Data listing
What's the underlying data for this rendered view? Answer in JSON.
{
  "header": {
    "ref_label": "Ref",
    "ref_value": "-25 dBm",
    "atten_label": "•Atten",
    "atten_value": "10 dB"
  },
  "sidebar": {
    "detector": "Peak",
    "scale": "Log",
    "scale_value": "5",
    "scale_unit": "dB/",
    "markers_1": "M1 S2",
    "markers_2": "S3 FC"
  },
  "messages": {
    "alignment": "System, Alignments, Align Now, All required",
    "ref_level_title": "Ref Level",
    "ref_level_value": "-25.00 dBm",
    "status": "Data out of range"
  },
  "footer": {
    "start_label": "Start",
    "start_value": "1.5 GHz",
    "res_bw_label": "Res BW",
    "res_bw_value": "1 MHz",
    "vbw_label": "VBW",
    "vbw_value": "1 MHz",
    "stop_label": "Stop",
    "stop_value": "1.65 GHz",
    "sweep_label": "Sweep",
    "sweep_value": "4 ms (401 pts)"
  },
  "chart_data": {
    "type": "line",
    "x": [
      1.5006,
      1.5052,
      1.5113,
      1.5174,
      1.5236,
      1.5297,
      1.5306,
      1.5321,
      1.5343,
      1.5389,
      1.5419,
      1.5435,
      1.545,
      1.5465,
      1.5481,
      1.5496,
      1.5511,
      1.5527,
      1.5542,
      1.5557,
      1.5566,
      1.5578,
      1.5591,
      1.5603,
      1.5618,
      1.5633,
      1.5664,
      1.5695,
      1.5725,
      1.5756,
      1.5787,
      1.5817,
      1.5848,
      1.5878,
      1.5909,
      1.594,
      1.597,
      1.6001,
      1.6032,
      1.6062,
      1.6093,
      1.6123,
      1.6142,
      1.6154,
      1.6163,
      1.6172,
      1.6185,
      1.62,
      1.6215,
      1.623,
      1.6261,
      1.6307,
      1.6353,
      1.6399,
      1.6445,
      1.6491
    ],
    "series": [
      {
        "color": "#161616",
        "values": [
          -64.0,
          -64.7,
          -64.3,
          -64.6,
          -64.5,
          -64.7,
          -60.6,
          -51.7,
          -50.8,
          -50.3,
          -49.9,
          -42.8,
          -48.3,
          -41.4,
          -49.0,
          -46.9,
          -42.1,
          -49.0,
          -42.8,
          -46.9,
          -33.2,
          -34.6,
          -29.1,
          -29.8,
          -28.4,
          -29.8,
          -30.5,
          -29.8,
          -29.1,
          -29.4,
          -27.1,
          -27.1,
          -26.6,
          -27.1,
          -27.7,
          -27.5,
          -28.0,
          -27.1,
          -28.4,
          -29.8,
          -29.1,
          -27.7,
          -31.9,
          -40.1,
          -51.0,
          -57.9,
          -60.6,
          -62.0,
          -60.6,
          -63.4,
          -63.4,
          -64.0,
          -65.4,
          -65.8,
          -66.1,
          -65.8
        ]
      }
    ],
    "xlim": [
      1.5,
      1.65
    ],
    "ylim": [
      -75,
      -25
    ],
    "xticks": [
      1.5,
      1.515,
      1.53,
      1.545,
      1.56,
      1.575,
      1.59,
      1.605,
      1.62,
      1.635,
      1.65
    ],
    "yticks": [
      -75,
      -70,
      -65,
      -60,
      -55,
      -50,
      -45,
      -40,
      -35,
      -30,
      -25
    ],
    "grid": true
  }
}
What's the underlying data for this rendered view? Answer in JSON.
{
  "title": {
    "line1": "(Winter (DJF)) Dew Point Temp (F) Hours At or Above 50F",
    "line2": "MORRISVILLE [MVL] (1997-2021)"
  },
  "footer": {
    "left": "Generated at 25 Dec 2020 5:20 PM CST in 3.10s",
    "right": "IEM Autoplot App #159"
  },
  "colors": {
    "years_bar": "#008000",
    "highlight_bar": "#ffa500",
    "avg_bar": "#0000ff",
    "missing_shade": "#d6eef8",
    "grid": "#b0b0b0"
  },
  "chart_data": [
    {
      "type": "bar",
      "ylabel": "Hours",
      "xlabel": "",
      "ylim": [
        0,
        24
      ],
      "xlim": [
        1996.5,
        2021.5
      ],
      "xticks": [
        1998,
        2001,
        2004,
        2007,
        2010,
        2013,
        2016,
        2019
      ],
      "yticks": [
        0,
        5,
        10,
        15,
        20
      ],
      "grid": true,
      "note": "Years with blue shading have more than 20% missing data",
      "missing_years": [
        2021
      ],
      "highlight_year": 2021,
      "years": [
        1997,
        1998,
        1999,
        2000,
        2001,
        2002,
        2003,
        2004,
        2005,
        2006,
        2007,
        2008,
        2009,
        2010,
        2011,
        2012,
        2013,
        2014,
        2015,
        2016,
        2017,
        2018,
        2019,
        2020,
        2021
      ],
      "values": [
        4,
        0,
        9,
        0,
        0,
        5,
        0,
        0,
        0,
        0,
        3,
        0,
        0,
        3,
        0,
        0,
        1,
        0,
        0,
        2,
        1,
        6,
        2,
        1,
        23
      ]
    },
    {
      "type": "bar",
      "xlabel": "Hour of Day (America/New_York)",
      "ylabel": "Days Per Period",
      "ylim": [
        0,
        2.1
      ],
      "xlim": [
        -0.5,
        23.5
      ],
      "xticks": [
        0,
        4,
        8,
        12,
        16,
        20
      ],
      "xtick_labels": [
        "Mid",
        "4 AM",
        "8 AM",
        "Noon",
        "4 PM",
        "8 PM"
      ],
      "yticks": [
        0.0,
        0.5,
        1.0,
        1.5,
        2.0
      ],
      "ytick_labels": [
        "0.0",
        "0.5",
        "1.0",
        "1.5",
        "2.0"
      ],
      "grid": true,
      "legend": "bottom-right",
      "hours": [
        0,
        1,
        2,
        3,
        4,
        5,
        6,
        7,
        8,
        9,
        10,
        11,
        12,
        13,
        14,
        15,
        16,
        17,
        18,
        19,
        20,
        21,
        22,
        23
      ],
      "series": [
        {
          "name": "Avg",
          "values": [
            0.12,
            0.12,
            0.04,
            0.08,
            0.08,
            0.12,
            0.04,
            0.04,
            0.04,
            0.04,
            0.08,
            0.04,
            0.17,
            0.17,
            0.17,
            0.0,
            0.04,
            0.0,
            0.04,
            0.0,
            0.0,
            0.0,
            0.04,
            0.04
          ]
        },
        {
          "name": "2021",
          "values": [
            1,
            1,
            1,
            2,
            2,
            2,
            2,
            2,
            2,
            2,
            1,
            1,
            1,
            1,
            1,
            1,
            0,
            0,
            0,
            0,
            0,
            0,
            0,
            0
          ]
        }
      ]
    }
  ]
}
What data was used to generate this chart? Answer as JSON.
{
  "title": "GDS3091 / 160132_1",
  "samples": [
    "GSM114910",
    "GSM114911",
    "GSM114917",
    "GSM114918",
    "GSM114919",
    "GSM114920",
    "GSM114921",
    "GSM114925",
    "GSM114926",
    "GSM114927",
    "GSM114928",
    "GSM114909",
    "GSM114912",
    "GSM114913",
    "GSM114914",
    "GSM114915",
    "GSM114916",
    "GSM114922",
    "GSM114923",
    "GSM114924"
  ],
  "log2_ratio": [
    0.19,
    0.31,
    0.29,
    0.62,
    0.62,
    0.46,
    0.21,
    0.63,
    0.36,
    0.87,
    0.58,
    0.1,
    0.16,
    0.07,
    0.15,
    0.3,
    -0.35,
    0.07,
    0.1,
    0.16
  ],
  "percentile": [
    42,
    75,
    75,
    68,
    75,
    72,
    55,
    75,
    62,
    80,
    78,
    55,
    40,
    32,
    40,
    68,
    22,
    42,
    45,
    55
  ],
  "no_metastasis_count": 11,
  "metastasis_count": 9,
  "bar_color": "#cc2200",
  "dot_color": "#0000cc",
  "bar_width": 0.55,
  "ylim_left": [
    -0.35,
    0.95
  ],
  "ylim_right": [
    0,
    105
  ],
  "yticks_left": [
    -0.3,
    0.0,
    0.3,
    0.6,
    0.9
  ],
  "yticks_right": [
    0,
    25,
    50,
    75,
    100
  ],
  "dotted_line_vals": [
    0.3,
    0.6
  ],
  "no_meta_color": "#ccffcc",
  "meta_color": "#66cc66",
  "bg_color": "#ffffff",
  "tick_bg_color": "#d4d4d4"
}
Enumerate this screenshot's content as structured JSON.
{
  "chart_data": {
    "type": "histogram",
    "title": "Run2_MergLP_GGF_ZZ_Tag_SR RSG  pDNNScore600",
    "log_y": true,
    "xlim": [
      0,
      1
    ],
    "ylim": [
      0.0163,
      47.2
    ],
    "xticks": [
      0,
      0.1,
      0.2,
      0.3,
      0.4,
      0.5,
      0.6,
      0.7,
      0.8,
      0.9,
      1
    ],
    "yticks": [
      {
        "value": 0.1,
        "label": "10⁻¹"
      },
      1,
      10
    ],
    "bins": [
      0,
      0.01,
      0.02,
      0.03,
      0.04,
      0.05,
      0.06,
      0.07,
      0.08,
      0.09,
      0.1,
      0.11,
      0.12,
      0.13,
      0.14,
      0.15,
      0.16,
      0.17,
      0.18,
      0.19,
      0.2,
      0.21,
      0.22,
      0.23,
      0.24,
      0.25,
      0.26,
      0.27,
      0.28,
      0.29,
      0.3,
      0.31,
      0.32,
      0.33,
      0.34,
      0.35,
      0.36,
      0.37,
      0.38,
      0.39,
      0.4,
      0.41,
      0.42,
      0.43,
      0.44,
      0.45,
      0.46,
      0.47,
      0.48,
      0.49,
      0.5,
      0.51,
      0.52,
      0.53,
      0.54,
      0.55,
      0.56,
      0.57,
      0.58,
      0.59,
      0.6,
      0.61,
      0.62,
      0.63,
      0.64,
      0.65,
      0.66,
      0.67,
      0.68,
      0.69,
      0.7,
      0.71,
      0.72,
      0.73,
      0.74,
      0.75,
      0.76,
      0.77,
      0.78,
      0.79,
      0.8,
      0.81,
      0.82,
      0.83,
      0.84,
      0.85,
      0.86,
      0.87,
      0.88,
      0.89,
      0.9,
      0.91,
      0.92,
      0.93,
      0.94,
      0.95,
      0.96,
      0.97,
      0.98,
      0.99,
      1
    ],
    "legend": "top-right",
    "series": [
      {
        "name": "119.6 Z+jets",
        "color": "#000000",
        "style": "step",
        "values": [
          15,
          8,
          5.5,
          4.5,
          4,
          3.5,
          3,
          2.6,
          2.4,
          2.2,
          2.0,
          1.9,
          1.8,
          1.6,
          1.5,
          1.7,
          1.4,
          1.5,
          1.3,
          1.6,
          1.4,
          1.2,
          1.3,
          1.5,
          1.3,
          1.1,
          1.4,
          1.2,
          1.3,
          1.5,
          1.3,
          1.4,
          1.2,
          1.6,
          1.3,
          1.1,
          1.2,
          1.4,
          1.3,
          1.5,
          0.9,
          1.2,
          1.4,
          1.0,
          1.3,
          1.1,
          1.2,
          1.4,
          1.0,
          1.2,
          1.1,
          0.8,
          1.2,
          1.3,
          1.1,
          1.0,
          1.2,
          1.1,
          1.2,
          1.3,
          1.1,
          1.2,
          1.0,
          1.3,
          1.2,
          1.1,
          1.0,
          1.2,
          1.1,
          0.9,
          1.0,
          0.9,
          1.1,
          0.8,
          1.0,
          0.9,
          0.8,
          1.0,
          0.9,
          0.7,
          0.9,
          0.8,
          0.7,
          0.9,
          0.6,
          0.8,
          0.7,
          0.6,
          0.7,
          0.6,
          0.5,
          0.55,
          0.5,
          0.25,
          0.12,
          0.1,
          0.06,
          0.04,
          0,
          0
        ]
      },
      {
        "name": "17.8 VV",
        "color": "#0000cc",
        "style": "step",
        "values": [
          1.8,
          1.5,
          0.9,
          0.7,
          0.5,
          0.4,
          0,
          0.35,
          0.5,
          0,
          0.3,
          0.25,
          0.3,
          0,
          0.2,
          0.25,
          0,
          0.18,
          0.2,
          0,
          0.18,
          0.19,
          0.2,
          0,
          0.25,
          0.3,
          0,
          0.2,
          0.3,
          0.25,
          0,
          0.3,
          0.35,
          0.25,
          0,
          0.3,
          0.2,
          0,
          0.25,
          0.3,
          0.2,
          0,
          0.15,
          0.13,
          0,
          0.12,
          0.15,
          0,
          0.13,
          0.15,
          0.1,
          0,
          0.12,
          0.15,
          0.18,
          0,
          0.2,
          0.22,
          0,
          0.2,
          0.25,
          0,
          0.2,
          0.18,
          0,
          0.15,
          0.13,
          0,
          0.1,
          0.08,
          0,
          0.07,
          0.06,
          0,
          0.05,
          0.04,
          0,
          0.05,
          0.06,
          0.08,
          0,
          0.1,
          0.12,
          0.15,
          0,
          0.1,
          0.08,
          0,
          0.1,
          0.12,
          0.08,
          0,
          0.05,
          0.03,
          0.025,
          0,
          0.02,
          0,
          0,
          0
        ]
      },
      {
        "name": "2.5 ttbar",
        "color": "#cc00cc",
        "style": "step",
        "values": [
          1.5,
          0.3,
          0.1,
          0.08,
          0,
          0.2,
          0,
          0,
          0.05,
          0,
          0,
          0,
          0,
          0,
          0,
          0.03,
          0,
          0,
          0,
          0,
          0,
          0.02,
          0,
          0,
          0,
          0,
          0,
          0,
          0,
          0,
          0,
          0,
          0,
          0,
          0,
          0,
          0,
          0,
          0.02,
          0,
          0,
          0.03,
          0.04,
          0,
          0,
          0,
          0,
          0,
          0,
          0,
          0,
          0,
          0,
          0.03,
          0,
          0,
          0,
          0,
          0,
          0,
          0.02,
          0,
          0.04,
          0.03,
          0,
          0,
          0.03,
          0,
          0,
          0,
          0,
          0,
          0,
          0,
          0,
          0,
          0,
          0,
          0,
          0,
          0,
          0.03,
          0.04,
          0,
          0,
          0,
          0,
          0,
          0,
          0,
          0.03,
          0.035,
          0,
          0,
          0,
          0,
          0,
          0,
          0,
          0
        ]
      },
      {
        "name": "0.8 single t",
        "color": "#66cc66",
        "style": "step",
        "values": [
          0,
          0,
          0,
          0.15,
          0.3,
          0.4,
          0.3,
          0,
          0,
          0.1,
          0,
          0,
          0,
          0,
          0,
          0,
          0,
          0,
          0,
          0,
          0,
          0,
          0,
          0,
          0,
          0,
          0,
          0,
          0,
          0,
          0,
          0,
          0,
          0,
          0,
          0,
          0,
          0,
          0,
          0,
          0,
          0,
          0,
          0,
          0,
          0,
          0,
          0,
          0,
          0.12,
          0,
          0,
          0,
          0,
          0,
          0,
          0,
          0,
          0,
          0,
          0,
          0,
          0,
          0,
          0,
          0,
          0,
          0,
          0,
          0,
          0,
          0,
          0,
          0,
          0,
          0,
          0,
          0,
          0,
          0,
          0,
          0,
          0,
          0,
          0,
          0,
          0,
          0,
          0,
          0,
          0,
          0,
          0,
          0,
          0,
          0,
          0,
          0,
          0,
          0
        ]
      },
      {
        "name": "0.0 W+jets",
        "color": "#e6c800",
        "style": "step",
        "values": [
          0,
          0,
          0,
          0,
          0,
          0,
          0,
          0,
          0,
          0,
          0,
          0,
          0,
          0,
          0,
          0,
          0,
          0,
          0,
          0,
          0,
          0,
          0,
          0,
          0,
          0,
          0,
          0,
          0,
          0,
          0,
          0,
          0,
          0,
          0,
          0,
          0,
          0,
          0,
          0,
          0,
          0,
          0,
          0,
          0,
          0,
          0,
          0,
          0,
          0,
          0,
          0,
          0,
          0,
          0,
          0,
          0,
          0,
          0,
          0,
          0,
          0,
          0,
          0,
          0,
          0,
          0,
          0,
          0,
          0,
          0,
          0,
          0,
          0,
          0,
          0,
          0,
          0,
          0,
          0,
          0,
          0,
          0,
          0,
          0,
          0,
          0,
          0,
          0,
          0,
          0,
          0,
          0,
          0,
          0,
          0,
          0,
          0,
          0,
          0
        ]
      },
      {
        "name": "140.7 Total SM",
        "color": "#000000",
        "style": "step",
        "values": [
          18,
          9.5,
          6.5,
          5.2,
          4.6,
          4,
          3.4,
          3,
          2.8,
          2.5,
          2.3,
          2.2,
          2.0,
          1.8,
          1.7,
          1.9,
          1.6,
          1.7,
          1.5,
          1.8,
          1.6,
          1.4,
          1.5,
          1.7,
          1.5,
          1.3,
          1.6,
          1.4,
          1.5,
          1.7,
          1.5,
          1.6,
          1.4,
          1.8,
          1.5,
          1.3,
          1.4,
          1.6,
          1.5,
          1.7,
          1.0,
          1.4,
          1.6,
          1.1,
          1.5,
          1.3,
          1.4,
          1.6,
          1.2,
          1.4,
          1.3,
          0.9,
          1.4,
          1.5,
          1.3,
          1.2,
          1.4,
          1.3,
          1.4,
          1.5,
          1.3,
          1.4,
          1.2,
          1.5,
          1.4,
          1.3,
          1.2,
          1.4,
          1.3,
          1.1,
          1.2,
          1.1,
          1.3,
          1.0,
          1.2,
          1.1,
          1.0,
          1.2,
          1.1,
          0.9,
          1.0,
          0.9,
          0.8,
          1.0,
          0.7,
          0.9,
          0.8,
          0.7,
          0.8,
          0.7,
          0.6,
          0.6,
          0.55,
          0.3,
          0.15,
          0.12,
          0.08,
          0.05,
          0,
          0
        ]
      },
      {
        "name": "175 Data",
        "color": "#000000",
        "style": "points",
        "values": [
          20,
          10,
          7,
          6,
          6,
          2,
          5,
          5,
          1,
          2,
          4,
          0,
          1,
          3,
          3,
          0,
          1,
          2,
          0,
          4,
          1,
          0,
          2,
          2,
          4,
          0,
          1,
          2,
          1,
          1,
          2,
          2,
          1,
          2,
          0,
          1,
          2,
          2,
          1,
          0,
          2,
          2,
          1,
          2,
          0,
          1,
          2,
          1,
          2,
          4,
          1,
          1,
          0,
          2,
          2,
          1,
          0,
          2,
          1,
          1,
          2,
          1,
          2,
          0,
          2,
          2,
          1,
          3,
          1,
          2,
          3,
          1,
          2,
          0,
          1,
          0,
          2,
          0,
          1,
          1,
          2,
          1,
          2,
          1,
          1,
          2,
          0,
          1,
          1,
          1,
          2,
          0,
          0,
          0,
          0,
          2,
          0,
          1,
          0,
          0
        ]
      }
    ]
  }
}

== WHAT THE EXERCISE ASKS ==
State the number of lines in the data that include the string "JSON", and add nothing else.

== FULL RESPONSE ==
4